(Visual layout annotation data)
>> START
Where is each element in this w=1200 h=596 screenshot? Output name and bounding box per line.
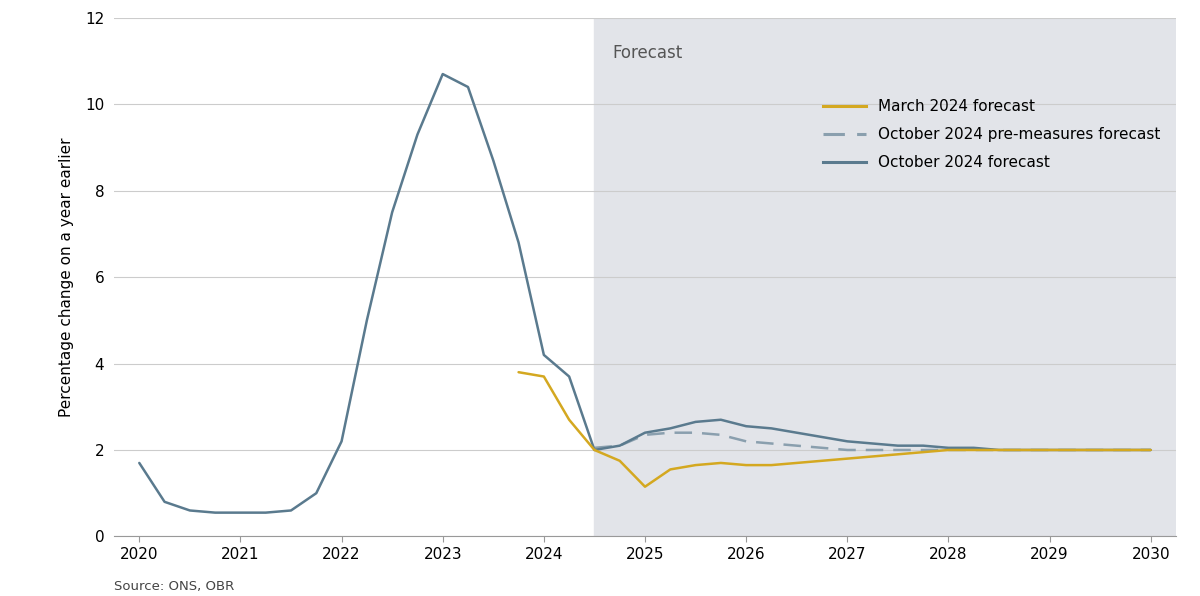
Legend: March 2024 forecast, October 2024 pre-measures forecast, October 2024 forecast: March 2024 forecast, October 2024 pre-me… — [817, 93, 1166, 176]
Text: Forecast: Forecast — [613, 44, 683, 62]
Y-axis label: Percentage change on a year earlier: Percentage change on a year earlier — [59, 138, 74, 417]
Bar — [594, 18, 1176, 536]
Text: Source: ONS, OBR: Source: ONS, OBR — [114, 580, 234, 593]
>> END
■ EXERCISE AIM ■
Please render the rows above as a two-column CSV with the headers "query" and "response", one line per row, putting each row's text and its answer in quoted fields with line breaks replaced by spaces. Leave out the pictures.

■ WRITTEN RESPONSE ■
query,response
"Where is each element in this w=1200 h=596 screenshot? Output name and bounding box per line.","Legend: March 2024 forecast, October 2024 pre-measures forecast, October 2024 forecast: March 2024 forecast, October 2024 pre-me… — [817, 93, 1166, 176] Text: Forecast: Forecast — [613, 44, 683, 62] Y-axis label: Percentage change on a year earlier: Percentage change on a year earlier — [59, 138, 74, 417] Bar — [594, 18, 1176, 536] Text: Source: ONS, OBR: Source: ONS, OBR — [114, 580, 234, 593]"